Work request: Could you reproduce the whole news piece below on Rick Rieder's overheating remarks, word for word?

Selected passage:

################

- "Listen, every client call I'm on, including the one I just finished ... is talking about overheating," BlackRock's Rick Rieder told CNBC Tuesday.
- Rieder serves as BlackRock's chief investment officer of global fixed income.
- His comments came after Treasury Secretary Janet Yellen said, "It may be that interest rates will have to rise somewhat to make sure that our economy doesn't overheat."
"Listen, every client call I'm on including the one I just finished ... is talking about overheating," the chief investment officer of global fixed income at the world's largest money manager said on "Halftime Report."
"Everybody is talking about overheating," added Rieder, who oversees more than $2 trillion of BlackRock's $9 trillion in assets under management.
Rieder's remarks came shortly after Treasury Secretary Janet Yellen's headline-making comments on the American economy and interest rate policy at a seminar presented by The Atlantic.
"It may be that interest rates will have to rise somewhat to make sure that our economy doesn't overheat," said Yellen, who also led the Federal Reserve from 2014 to 2018.
The Fed has maintained a highly accommodative monetary policy approach for more than a year to help the U.S. economy weather the coronavirus crisis. Interest rates are anchored near zero, and the central bank also is purchasing at least $120 billion worth of bonds each month.
However, Fed Chairman Jerome Powell stressed last week that the recovery still has ways to go, reiterating the central bank's commitment to current policy and its view that price increases will have a "transitory" impact on inflation.

################

Supplied information:

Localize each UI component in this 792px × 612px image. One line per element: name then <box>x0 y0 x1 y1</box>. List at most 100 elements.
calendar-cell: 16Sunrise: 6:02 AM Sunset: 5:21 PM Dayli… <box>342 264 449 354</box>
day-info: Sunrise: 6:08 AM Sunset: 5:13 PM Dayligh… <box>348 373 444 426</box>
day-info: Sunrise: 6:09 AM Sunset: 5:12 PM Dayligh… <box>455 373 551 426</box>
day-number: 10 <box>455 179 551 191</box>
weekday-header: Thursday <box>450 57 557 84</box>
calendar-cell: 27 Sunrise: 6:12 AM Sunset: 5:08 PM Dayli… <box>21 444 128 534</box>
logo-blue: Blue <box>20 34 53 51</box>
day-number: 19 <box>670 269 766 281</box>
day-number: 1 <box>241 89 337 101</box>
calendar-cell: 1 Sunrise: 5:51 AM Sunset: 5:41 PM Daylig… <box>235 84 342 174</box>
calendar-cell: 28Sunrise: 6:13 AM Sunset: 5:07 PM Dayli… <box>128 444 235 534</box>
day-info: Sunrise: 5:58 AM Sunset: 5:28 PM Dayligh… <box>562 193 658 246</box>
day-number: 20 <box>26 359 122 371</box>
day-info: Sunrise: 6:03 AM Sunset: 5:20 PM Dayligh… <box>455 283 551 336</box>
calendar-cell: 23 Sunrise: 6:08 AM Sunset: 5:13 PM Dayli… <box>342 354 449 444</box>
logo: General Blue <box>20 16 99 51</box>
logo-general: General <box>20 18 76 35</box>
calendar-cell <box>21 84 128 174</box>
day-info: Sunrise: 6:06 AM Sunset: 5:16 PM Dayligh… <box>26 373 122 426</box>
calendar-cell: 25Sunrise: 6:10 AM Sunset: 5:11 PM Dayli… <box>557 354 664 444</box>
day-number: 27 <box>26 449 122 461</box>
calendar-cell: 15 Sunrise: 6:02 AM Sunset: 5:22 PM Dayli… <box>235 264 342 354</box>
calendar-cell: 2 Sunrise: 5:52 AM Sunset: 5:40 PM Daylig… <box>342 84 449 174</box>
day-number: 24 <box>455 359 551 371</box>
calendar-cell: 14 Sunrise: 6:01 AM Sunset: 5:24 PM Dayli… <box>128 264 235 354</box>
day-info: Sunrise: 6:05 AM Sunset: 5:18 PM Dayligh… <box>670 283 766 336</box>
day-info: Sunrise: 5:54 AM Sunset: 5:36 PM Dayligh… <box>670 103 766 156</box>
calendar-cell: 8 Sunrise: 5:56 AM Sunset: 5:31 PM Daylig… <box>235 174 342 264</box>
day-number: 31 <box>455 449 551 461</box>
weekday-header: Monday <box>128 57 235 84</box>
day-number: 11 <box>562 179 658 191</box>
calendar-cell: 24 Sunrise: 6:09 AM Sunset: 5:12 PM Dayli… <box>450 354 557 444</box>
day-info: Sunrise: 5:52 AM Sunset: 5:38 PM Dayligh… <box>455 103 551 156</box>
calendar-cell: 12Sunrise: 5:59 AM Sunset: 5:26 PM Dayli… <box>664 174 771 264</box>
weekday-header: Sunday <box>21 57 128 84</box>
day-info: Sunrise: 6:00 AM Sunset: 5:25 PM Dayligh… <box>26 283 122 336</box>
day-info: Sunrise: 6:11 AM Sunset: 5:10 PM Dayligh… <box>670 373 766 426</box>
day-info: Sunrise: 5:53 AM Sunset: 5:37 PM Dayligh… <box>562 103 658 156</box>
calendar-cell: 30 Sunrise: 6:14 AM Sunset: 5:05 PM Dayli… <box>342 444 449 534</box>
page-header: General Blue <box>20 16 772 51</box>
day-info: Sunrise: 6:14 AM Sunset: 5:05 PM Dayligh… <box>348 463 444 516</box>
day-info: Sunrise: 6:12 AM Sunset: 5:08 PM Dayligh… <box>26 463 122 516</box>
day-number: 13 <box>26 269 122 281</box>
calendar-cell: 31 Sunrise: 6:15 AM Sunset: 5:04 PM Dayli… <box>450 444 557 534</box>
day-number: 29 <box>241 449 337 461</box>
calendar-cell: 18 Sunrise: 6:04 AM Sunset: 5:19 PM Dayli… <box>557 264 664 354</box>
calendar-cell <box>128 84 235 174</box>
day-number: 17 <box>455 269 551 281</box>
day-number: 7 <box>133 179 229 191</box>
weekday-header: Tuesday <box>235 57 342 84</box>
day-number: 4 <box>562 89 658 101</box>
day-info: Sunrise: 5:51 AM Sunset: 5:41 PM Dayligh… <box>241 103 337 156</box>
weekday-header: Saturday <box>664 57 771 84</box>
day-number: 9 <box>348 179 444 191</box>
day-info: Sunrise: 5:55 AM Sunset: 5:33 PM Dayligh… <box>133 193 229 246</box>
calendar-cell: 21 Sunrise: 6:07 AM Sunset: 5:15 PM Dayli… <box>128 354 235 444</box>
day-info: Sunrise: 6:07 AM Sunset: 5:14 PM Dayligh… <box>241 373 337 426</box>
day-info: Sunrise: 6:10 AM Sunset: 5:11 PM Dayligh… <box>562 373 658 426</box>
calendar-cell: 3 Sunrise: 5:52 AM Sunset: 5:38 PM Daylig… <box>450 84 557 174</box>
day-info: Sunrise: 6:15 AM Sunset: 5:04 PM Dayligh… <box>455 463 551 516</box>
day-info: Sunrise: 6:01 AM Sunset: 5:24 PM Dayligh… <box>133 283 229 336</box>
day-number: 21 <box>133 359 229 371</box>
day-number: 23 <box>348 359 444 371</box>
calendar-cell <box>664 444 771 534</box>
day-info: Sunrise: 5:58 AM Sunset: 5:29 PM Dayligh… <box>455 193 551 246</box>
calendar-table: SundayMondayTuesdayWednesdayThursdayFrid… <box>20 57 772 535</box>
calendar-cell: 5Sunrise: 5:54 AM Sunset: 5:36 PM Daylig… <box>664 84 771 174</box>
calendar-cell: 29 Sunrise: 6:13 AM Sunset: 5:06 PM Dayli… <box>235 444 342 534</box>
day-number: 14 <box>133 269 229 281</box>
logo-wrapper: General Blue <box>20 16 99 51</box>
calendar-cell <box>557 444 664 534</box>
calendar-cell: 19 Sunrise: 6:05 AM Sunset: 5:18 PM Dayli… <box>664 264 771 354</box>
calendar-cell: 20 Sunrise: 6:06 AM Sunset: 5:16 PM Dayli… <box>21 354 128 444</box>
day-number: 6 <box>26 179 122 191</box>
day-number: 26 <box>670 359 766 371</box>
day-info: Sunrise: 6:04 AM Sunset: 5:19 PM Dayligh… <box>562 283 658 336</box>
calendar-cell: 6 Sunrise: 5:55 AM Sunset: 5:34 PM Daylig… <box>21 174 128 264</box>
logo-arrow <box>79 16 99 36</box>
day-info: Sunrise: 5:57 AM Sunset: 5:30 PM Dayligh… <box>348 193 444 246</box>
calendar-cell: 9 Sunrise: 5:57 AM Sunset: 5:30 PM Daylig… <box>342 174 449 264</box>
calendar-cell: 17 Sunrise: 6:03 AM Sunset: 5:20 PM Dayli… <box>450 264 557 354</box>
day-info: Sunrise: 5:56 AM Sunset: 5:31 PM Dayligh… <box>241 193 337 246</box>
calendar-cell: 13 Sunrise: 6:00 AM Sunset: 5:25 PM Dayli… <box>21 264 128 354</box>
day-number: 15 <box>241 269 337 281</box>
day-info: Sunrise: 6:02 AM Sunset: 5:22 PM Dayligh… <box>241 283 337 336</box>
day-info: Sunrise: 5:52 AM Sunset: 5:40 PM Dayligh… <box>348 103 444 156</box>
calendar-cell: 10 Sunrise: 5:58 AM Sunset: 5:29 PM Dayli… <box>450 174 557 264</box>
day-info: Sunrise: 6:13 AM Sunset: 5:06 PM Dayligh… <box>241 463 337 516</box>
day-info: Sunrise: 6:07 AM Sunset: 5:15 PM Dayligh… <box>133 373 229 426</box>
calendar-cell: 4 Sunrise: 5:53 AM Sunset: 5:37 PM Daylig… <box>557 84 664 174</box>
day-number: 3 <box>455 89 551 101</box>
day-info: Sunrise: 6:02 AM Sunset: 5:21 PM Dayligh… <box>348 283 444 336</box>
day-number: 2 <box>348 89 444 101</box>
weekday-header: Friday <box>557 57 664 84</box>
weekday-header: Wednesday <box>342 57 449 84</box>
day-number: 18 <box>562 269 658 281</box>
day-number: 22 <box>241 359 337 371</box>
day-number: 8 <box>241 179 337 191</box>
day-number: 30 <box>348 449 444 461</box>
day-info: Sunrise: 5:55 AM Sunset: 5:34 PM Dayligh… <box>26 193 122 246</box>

################

The completed task:
- "Listen, every client call I'm on, including the one I just finished ... is talking about overheating," BlackRock's Rick Rieder told CNBC Tuesday.
- Rieder serves as BlackRock's chief investment officer of global fixed income.
- His comments came after Treasury Secretary Janet Yellen said, "It may be that interest rates will have to rise somewhat to make sure that our economy doesn't overheat."
"Listen, every client call I'm on including the one I just finished ... is talking about overheating," the chief investment officer of global fixed income at the world's largest money manager said on "Halftime Report."
"Everybody is talking about overheating," added Rieder, who oversees more than $2 trillion of BlackRock's $9 trillion in assets under management.
Rieder's remarks came shortly after Treasury Secretary Janet Yellen's headline-making comments on the American economy and interest rate policy at a seminar presented by The Atlantic.
"It may be that interest rates will have to rise somewhat to make sure that our economy doesn't overheat," said Yellen, who also led the Federal Reserve from 2014 to 2018.
The Fed has maintained a highly accommodative monetary policy approach for more than a year to help the U.S. economy weather the coronavirus crisis. Interest rates are anchored near zero, and the central bank also is purchasing at least $120 billion worth of bonds each month.
However, Fed Chairman Jerome Powell stressed last week that the recovery still has ways to go, reiterating the central bank's commitment to current policy and its view that price increases will have a "transitory" impact on inflation.